Pull out from the material below all lines with "erhalten".

[Data — start]

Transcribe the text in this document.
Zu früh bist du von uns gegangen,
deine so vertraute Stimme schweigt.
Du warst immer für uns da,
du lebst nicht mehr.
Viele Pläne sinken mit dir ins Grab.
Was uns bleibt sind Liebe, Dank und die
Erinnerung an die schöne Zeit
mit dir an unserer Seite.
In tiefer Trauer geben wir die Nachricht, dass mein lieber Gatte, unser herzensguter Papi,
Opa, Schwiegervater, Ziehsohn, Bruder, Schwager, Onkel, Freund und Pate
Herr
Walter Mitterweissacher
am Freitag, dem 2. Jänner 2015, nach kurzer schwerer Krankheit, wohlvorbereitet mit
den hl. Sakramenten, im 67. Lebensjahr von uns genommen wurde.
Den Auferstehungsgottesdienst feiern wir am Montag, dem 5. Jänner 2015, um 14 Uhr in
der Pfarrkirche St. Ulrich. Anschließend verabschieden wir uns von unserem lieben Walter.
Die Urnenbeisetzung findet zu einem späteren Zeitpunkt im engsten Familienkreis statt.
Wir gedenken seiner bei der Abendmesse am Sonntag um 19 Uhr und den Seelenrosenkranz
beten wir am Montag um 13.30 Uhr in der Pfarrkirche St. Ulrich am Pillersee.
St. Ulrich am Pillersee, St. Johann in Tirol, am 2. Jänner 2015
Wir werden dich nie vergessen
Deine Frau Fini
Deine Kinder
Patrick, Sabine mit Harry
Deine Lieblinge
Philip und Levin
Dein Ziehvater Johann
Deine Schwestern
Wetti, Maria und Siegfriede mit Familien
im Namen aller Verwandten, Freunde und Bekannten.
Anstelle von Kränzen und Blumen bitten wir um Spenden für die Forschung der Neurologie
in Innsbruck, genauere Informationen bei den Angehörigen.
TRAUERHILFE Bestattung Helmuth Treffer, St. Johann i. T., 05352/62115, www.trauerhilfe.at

[Data — finish]
[Data — start]

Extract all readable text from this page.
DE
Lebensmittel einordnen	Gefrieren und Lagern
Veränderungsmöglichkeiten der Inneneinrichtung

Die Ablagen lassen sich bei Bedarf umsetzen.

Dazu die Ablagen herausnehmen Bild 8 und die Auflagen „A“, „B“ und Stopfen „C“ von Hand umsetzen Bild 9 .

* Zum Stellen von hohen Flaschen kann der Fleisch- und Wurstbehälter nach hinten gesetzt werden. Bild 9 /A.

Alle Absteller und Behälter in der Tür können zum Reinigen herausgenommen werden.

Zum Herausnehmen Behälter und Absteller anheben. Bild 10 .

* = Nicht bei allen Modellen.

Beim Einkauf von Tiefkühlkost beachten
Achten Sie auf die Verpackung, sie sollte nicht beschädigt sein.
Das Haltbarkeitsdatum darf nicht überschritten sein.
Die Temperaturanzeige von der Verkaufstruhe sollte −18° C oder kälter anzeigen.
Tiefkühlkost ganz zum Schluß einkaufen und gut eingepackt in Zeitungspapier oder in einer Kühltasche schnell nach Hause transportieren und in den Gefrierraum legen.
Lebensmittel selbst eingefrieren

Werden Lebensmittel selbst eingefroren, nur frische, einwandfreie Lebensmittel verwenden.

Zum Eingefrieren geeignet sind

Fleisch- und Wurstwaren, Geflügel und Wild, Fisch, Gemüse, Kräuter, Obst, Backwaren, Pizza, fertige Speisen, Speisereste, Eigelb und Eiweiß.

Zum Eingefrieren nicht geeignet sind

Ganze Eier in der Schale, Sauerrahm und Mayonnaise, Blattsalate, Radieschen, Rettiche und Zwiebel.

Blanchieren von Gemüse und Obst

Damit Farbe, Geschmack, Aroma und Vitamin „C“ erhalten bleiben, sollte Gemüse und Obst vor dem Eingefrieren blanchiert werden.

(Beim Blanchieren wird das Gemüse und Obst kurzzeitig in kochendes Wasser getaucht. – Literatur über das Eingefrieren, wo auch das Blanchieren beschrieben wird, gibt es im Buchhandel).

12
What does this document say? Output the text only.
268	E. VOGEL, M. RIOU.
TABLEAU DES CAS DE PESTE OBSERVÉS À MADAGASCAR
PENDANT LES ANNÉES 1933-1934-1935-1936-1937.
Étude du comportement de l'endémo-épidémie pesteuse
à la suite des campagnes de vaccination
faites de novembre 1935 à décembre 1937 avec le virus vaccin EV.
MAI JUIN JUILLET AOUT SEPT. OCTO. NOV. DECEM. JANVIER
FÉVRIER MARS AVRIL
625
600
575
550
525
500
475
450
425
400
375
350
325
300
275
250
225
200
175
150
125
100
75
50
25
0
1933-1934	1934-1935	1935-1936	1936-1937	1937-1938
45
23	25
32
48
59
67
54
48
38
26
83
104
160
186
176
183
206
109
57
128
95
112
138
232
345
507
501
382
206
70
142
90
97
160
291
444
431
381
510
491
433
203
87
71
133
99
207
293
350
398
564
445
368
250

[Data — finish]
[Data — start]

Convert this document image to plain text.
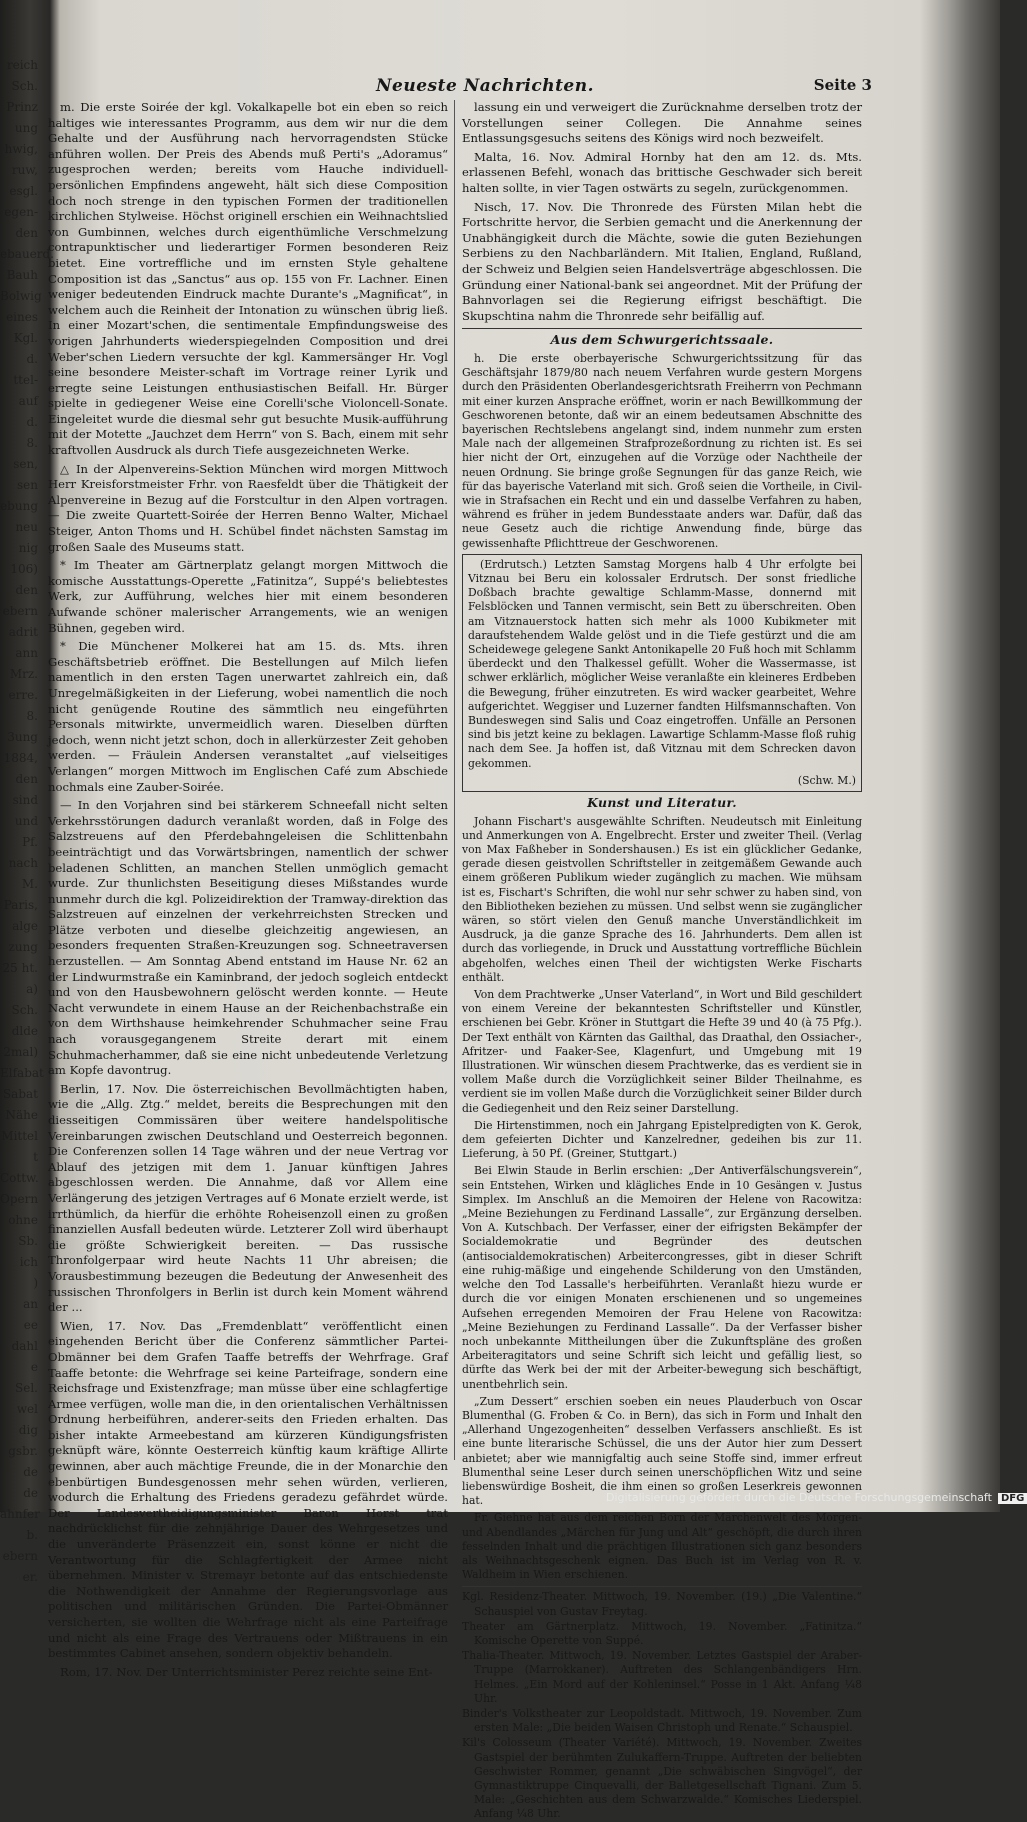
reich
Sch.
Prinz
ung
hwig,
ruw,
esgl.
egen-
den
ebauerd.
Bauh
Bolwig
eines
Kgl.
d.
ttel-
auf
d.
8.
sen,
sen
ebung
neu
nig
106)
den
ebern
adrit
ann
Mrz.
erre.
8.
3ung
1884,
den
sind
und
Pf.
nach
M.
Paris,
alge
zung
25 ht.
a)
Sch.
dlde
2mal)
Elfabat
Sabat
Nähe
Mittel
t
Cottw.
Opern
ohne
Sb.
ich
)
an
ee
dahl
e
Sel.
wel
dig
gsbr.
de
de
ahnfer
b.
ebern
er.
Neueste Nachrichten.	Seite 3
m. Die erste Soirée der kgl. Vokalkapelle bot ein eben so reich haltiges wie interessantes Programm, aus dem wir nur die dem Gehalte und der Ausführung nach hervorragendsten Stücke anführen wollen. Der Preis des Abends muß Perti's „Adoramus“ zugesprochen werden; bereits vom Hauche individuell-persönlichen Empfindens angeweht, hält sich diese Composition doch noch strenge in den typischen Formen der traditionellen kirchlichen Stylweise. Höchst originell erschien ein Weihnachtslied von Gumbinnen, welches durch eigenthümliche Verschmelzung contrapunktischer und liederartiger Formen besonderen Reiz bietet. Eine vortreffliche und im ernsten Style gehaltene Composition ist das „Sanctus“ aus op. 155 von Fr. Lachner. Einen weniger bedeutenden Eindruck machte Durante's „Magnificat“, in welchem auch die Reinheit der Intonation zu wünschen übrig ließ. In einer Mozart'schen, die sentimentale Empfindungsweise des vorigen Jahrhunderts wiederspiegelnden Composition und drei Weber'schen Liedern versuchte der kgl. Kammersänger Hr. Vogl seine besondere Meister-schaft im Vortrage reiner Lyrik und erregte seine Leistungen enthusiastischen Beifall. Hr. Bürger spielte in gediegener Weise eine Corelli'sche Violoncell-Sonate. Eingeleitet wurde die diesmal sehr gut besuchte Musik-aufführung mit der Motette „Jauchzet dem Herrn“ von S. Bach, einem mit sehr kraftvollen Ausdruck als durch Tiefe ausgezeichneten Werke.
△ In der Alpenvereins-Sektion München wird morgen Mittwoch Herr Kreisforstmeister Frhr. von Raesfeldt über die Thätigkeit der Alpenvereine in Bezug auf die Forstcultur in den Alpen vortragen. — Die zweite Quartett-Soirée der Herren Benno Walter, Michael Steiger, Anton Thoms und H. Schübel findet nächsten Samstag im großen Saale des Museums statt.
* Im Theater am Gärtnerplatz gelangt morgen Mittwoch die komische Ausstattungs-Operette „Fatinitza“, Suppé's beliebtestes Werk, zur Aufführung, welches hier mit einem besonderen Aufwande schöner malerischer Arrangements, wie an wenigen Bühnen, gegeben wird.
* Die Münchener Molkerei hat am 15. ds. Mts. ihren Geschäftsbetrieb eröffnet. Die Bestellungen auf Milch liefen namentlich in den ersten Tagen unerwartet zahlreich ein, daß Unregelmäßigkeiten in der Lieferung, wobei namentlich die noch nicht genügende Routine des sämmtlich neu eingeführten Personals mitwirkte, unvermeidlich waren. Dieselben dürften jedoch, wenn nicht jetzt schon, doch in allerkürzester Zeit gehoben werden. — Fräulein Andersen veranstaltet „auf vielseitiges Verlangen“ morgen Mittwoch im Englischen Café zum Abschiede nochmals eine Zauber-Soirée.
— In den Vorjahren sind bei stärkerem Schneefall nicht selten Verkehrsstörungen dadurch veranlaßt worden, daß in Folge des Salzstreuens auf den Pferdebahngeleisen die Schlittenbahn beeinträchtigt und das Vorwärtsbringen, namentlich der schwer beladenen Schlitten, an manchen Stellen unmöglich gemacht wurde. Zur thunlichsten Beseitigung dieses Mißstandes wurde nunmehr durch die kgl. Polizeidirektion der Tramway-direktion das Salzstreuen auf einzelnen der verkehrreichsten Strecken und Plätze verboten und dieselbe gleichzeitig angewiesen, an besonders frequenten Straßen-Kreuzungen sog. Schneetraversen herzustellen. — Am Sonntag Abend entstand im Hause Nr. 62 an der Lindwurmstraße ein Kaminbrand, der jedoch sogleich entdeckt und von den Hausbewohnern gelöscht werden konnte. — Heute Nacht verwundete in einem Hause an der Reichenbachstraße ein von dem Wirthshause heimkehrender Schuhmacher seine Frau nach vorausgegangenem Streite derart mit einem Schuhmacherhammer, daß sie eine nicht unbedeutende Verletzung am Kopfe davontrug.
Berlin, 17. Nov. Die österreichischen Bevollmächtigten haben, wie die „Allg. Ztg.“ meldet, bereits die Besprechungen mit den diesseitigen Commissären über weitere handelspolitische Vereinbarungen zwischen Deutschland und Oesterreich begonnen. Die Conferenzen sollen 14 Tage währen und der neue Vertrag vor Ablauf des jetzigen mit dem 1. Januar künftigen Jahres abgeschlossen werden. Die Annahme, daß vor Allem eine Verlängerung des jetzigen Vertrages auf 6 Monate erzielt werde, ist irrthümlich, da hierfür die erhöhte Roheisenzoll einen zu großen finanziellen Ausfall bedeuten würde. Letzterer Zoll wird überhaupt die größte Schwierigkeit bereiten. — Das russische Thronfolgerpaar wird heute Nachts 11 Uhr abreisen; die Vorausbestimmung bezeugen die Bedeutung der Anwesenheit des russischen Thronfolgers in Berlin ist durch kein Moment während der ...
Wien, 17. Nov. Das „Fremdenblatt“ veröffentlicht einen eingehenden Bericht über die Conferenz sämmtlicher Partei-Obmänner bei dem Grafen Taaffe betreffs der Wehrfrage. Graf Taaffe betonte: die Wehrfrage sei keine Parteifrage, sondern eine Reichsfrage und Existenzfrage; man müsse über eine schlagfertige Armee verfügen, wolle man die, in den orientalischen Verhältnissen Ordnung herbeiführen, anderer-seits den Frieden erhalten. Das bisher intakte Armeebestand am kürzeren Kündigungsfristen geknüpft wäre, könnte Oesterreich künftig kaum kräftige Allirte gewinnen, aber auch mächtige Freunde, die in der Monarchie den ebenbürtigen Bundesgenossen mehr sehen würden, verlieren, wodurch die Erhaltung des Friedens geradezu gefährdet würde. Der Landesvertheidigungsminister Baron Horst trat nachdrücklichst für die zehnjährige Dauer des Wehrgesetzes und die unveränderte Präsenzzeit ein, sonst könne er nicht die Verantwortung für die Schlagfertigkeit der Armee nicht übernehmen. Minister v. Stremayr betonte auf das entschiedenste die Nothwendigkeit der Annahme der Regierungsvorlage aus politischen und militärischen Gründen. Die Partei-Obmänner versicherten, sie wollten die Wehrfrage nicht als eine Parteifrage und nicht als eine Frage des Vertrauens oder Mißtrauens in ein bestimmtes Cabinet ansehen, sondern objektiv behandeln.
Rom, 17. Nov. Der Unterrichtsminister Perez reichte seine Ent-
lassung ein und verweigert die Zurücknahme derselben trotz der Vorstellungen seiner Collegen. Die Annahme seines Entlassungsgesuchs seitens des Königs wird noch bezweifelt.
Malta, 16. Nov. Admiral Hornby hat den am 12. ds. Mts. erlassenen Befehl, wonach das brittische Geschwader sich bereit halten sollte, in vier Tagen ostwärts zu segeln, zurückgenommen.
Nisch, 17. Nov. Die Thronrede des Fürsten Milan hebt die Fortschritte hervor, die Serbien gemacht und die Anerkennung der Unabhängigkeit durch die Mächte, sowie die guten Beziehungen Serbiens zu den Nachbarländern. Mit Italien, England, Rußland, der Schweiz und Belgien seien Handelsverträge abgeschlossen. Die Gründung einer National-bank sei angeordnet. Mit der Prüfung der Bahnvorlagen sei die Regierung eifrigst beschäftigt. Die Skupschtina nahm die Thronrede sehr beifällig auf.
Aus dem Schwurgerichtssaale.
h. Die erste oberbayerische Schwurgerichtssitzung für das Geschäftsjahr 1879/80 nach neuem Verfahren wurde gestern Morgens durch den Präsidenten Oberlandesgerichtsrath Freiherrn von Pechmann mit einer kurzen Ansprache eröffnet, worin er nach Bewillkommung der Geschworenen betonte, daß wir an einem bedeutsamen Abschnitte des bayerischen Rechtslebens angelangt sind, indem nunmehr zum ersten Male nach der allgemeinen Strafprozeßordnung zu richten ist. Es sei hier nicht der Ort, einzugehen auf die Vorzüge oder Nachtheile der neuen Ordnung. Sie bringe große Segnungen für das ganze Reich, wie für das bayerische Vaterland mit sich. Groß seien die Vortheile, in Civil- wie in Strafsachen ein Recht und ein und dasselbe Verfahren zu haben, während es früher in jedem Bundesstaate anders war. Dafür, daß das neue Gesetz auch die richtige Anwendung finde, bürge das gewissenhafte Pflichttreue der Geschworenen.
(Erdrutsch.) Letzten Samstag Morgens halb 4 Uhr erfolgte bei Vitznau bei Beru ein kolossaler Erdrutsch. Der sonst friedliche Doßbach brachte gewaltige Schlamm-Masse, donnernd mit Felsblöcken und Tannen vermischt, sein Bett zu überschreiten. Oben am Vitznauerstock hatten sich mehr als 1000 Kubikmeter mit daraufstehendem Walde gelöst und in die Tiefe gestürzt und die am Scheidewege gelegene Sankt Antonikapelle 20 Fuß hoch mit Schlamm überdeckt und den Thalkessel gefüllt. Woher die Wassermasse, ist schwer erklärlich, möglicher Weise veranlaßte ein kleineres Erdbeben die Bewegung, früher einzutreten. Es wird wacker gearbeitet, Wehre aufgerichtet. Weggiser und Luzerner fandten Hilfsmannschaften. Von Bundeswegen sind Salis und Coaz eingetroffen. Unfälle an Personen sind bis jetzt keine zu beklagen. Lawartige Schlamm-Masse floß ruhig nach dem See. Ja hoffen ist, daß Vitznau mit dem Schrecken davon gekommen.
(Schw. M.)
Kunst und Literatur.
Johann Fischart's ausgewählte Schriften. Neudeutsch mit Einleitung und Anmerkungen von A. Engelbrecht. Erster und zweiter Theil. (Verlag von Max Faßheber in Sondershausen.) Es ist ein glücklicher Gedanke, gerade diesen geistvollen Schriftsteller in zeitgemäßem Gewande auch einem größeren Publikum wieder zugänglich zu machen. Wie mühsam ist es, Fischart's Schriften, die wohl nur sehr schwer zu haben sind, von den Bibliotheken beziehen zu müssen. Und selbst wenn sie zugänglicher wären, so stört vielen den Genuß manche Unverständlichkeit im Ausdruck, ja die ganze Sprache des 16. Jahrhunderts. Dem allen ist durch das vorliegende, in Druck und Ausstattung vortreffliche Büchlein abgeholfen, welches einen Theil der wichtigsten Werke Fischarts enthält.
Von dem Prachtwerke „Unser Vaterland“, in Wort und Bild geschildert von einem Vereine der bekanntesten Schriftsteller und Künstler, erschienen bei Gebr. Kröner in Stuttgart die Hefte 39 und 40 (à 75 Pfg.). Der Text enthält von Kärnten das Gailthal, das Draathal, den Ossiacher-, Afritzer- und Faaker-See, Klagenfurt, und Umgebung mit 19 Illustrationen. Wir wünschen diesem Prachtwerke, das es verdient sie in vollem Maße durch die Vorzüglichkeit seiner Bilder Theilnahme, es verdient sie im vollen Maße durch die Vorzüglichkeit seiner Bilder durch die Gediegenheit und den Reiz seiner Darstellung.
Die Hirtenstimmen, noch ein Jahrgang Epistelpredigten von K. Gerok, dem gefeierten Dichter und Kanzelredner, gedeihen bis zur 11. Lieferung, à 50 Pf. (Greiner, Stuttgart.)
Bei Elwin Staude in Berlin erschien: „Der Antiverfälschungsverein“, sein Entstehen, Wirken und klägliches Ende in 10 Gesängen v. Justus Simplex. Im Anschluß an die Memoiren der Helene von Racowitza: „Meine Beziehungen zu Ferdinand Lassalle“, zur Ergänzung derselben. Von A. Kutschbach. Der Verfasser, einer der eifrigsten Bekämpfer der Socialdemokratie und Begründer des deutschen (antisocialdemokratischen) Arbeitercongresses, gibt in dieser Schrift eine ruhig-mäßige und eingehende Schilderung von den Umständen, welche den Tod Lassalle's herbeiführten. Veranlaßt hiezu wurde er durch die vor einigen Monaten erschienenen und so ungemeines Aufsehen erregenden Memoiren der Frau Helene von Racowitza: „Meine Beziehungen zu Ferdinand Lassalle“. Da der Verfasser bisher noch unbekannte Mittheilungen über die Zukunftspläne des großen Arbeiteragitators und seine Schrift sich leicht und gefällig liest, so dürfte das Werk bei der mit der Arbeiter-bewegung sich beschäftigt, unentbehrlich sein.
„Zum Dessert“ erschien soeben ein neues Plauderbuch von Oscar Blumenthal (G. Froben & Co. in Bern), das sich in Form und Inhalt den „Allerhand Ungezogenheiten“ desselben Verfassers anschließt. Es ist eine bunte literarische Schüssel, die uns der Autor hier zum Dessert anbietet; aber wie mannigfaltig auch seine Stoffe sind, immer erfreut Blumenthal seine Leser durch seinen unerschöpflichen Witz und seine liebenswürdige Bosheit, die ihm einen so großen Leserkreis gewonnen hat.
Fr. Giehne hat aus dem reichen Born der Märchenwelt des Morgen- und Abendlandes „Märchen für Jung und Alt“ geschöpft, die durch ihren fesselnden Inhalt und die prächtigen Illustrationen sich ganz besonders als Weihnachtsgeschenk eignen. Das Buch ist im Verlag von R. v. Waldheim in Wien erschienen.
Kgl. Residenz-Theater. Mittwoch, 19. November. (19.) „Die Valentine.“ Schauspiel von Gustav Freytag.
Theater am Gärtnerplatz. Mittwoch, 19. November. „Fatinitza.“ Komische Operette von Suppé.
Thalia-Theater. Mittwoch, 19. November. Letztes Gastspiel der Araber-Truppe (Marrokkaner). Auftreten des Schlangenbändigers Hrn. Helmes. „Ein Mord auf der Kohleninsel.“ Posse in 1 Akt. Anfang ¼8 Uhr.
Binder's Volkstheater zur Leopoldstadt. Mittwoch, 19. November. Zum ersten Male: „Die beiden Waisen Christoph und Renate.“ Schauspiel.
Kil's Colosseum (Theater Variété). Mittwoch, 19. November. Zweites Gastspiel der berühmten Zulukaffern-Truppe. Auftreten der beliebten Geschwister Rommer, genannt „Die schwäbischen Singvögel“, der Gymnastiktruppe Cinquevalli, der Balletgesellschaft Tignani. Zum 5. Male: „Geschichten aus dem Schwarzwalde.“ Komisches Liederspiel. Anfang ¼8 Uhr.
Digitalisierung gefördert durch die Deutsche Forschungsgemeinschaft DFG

[Data — finish]

**Response to the exercise**
Damit Farbe, Geschmack, Aroma und Vitamin „C“ erhalten bleiben, sollte Gemüse und Obst vor dem Eingefrieren blanchiert werden.
Wien, 17. Nov. Das „Fremdenblatt“ veröffentlicht einen eingehenden Bericht über die Conferenz sämmtlicher Partei-Obmänner bei dem Grafen Taaffe betreffs der Wehrfrage. Graf Taaffe betonte: die Wehrfrage sei keine Parteifrage, sondern eine Reichsfrage und Existenzfrage; man müsse über eine schlagfertige Armee verfügen, wolle man die, in den orientalischen Verhältnissen Ordnung herbeiführen, anderer-seits den Frieden erhalten. Das bisher intakte Armeebestand am kürzeren Kündigungsfristen geknüpft wäre, könnte Oesterreich künftig kaum kräftige Allirte gewinnen, aber auch mächtige Freunde, die in der Monarchie den ebenbürtigen Bundesgenossen mehr sehen würden, verlieren, wodurch die Erhaltung des Friedens geradezu gefährdet würde. Der Landesvertheidigungsminister Baron Horst trat nachdrücklichst für die zehnjährige Dauer des Wehrgesetzes und die unveränderte Präsenzzeit ein, sonst könne er nicht die Verantwortung für die Schlagfertigkeit der Armee nicht übernehmen. Minister v. Stremayr betonte auf das entschiedenste die Nothwendigkeit der Annahme der Regierungsvorlage aus politischen und militärischen Gründen. Die Partei-Obmänner versicherten, sie wollten die Wehrfrage nicht als eine Parteifrage und nicht als eine Frage des Vertrauens oder Mißtrauens in ein bestimmtes Cabinet ansehen, sondern objektiv behandeln.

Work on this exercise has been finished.